Exact repetition of every entry is required.

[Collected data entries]
◆ ◆ ◆ ◆
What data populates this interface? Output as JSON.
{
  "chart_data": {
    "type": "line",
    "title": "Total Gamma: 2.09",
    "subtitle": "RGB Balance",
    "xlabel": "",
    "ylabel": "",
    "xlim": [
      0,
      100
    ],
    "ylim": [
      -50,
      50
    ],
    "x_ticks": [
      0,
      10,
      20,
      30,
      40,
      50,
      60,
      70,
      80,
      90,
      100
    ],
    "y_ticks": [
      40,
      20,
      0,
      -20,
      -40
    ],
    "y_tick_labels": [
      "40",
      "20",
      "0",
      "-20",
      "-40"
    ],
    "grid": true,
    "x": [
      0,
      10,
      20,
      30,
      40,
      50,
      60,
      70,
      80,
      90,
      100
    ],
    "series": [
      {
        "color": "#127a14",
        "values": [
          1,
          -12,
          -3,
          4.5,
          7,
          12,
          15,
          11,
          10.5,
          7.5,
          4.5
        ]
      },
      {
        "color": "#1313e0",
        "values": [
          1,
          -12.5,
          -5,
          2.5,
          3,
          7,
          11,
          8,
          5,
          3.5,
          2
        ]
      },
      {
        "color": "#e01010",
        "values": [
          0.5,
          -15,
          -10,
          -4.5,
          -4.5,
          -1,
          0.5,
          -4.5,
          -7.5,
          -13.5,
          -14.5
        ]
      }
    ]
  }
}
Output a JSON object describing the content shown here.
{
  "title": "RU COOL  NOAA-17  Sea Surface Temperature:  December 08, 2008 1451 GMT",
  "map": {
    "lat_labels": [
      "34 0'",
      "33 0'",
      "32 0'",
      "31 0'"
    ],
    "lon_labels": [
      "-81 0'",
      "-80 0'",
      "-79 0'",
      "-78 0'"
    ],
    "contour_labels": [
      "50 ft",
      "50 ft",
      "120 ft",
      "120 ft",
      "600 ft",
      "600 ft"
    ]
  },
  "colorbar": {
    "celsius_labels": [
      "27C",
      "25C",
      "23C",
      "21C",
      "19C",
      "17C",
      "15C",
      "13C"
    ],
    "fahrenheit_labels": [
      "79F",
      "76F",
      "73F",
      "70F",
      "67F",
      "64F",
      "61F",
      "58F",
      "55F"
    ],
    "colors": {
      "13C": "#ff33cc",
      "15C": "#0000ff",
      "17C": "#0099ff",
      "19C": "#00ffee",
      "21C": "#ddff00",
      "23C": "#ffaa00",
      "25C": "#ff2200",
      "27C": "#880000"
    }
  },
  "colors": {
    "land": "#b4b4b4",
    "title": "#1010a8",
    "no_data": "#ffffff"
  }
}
◆ ◆ ◆ ◆
◆ **WORKED ANSWER**
What data populates this interface? Output as JSON.
{
  "chart_data": {
    "type": "line",
    "title": "Total Gamma: 2.09",
    "subtitle": "RGB Balance",
    "xlabel": "",
    "ylabel": "",
    "xlim": [
      0,
      100
    ],
    "ylim": [
      -50,
      50
    ],
    "x_ticks": [
      0,
      10,
      20,
      30,
      40,
      50,
      60,
      70,
      80,
      90,
      100
    ],
    "y_ticks": [
      40,
      20,
      0,
      -20,
      -40
    ],
    "y_tick_labels": [
      "40",
      "20",
      "0",
      "-20",
      "-40"
    ],
    "grid": true,
    "x": [
      0,
      10,
      20,
      30,
      40,
      50,
      60,
      70,
      80,
      90,
      100
    ],
    "series": [
      {
        "color": "#127a14",
        "values": [
          1,
          -12,
          -3,
          4.5,
          7,
          12,
          15,
          11,
          10.5,
          7.5,
          4.5
        ]
      },
      {
        "color": "#1313e0",
        "values": [
          1,
          -12.5,
          -5,
          2.5,
          3,
          7,
          11,
          8,
          5,
          3.5,
          2
        ]
      },
      {
        "color": "#e01010",
        "values": [
          0.5,
          -15,
          -10,
          -4.5,
          -4.5,
          -1,
          0.5,
          -4.5,
          -7.5,
          -13.5,
          -14.5
        ]
      }
    ]
  }
}
Output a JSON object describing the content shown here.
{
  "title": "RU COOL  NOAA-17  Sea Surface Temperature:  December 08, 2008 1451 GMT",
  "map": {
    "lat_labels": [
      "34 0'",
      "33 0'",
      "32 0'",
      "31 0'"
    ],
    "lon_labels": [
      "-81 0'",
      "-80 0'",
      "-79 0'",
      "-78 0'"
    ],
    "contour_labels": [
      "50 ft",
      "50 ft",
      "120 ft",
      "120 ft",
      "600 ft",
      "600 ft"
    ]
  },
  "colorbar": {
    "celsius_labels": [
      "27C",
      "25C",
      "23C",
      "21C",
      "19C",
      "17C",
      "15C",
      "13C"
    ],
    "fahrenheit_labels": [
      "79F",
      "76F",
      "73F",
      "70F",
      "67F",
      "64F",
      "61F",
      "58F",
      "55F"
    ],
    "colors": {
      "13C": "#ff33cc",
      "15C": "#0000ff",
      "17C": "#0099ff",
      "19C": "#00ffee",
      "21C": "#ddff00",
      "23C": "#ffaa00",
      "25C": "#ff2200",
      "27C": "#880000"
    }
  },
  "colors": {
    "land": "#b4b4b4",
    "title": "#1010a8",
    "no_data": "#ffffff"
  }
}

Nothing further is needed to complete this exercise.